- Your instructions: Repeat the records below exactly, leaving out any pictures.

[start Raw data]

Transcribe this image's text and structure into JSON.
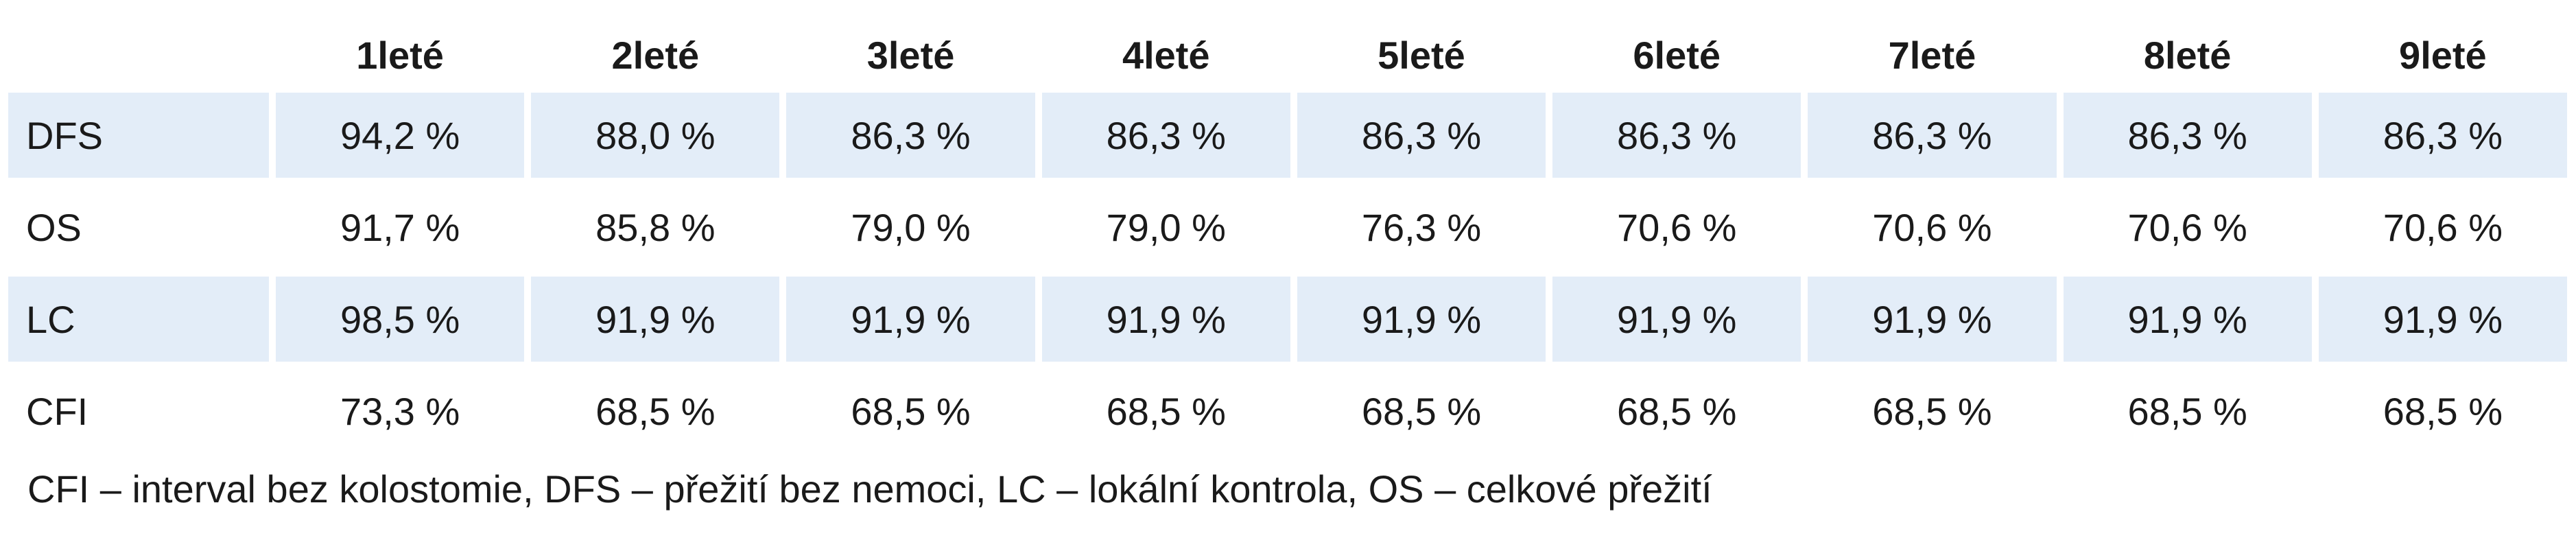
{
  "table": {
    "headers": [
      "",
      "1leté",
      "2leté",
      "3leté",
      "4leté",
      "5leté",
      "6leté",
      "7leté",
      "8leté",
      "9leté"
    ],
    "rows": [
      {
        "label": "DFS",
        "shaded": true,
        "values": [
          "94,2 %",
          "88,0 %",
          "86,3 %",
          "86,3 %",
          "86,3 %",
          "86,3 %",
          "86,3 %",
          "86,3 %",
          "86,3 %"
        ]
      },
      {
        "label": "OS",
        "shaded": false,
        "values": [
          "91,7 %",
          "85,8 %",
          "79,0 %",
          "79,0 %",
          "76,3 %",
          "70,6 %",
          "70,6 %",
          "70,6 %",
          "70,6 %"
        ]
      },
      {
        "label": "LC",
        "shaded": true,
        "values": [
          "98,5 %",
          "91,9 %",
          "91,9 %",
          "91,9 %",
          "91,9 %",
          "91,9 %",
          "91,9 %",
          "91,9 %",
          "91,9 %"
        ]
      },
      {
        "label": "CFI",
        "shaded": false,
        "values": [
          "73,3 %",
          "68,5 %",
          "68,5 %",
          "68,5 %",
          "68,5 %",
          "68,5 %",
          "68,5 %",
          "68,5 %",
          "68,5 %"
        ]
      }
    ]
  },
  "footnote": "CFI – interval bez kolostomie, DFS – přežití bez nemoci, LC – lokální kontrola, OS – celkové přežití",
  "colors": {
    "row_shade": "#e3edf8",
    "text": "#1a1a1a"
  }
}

[end Raw data]

- Exercise solution:
Transcribe this image's text and structure into JSON.
{
  "table": {
    "headers": [
      "",
      "1leté",
      "2leté",
      "3leté",
      "4leté",
      "5leté",
      "6leté",
      "7leté",
      "8leté",
      "9leté"
    ],
    "rows": [
      {
        "label": "DFS",
        "shaded": true,
        "values": [
          "94,2 %",
          "88,0 %",
          "86,3 %",
          "86,3 %",
          "86,3 %",
          "86,3 %",
          "86,3 %",
          "86,3 %",
          "86,3 %"
        ]
      },
      {
        "label": "OS",
        "shaded": false,
        "values": [
          "91,7 %",
          "85,8 %",
          "79,0 %",
          "79,0 %",
          "76,3 %",
          "70,6 %",
          "70,6 %",
          "70,6 %",
          "70,6 %"
        ]
      },
      {
        "label": "LC",
        "shaded": true,
        "values": [
          "98,5 %",
          "91,9 %",
          "91,9 %",
          "91,9 %",
          "91,9 %",
          "91,9 %",
          "91,9 %",
          "91,9 %",
          "91,9 %"
        ]
      },
      {
        "label": "CFI",
        "shaded": false,
        "values": [
          "73,3 %",
          "68,5 %",
          "68,5 %",
          "68,5 %",
          "68,5 %",
          "68,5 %",
          "68,5 %",
          "68,5 %",
          "68,5 %"
        ]
      }
    ]
  },
  "footnote": "CFI – interval bez kolostomie, DFS – přežití bez nemoci, LC – lokální kontrola, OS – celkové přežití",
  "colors": {
    "row_shade": "#e3edf8",
    "text": "#1a1a1a"
  }
}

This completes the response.